▶ _Description of the task_: Read through the records below and copy each line that uses the word "Правительства".

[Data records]
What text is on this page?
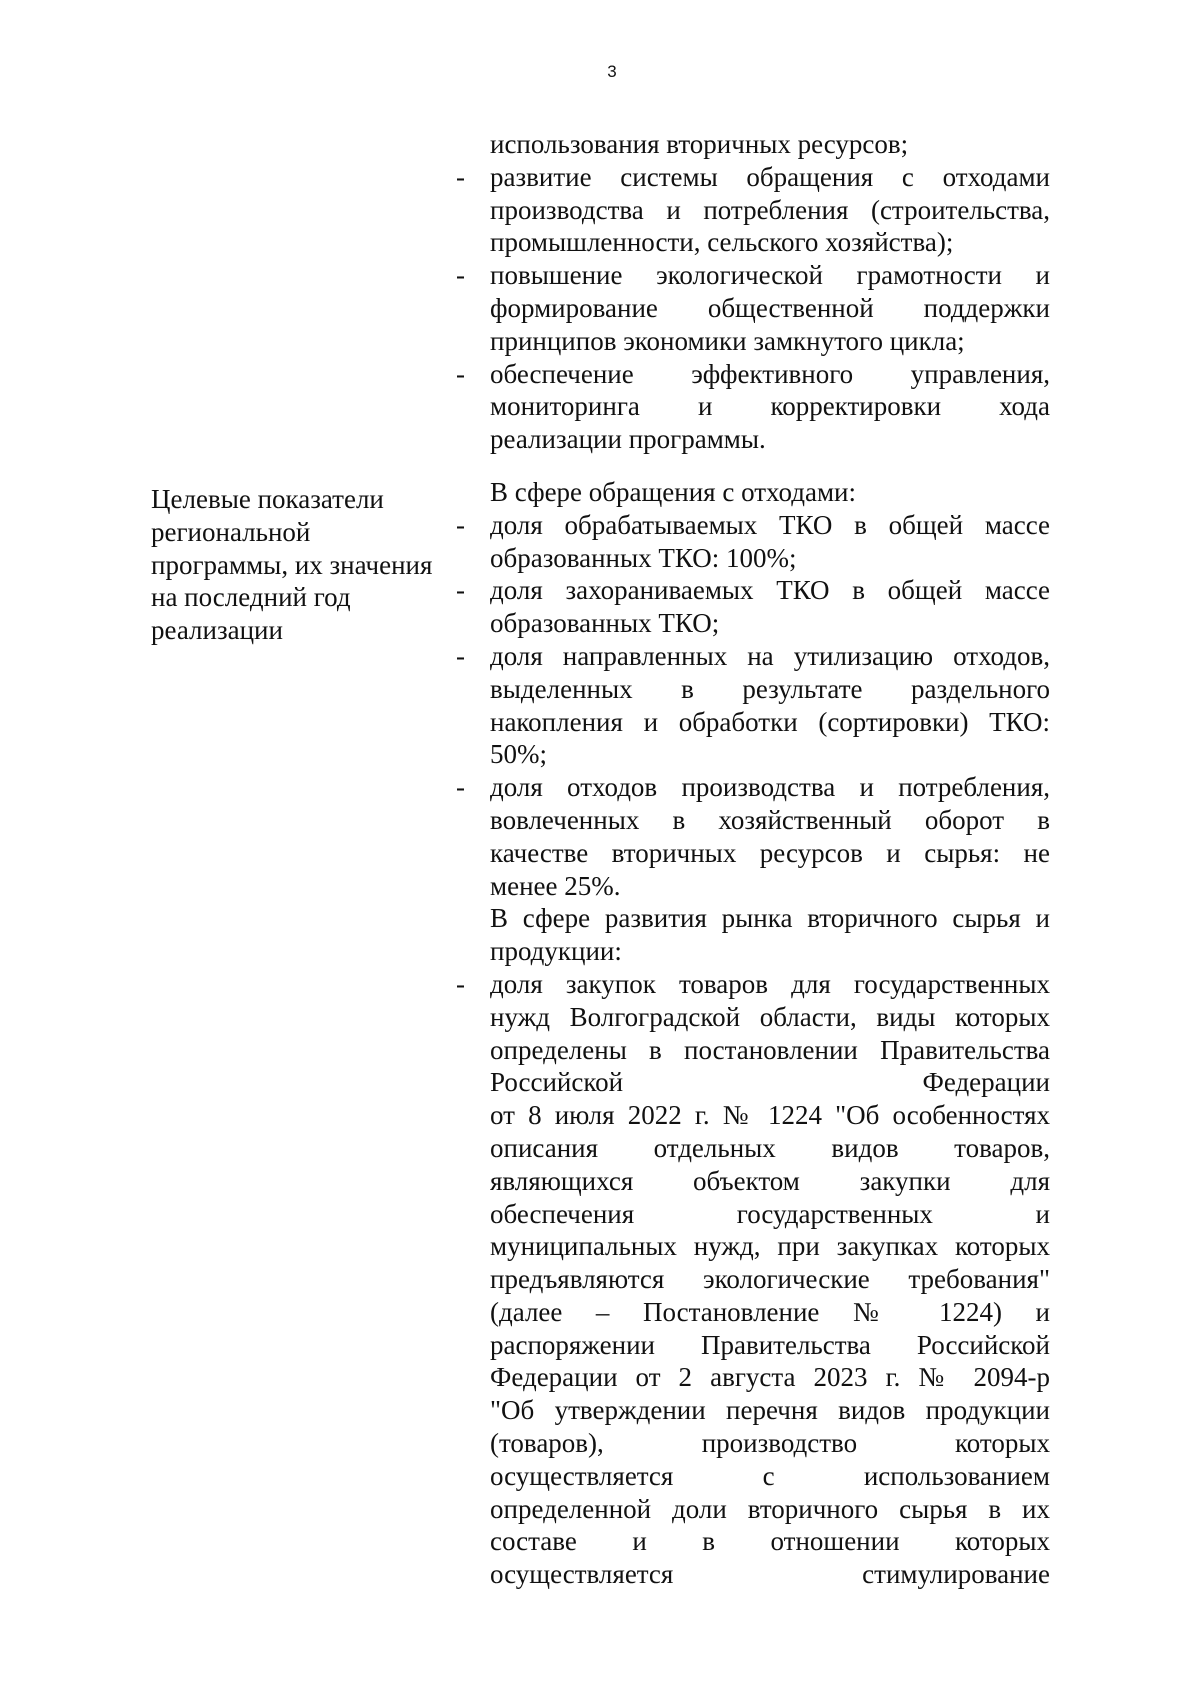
3
Целевые показатели
региональной
программы, их значения
на последний год
реализации
использования вторичных ресурсов;
- развитие системы обращения с отходами
производства и потребления (строительства,
промышленности, сельского хозяйства);
- повышение экологической грамотности и
формирование общественной поддержки
принципов экономики замкнутого цикла;
- обеспечение эффективного управления,
мониторинга и корректировки хода
реализации программы.
В сфере обращения с отходами:
- доля обрабатываемых ТКО в общей массе
образованных ТКО: 100%;
- доля захораниваемых ТКО в общей массе
образованных ТКО;
- доля направленных на утилизацию отходов,
выделенных в результате раздельного
накопления и обработки (сортировки) ТКО:
50%;
- доля отходов производства и потребления,
вовлеченных в хозяйственный оборот в
качестве вторичных ресурсов и сырья: не
менее 25%.
В сфере развития рынка вторичного сырья и
продукции:
- доля закупок товаров для государственных
нужд Волгоградской области, виды которых
определены в постановлении Правительства
Российской Федерации
от 8 июля 2022 г. № 1224 "Об особенностях
описания отдельных видов товаров,
являющихся объектом закупки для
обеспечения государственных и
муниципальных нужд, при закупках которых
предъявляются экологические требования"
(далее – Постановление № 1224) и
распоряжении Правительства Российской
Федерации от 2 августа 2023 г. № 2094-р
"Об утверждении перечня видов продукции
(товаров), производство которых
осуществляется с использованием
определенной доли вторичного сырья в их
составе и в отношении которых
осуществляется стимулирование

▶ _Written solution_:
определены в постановлении Правительства
распоряжении Правительства Российской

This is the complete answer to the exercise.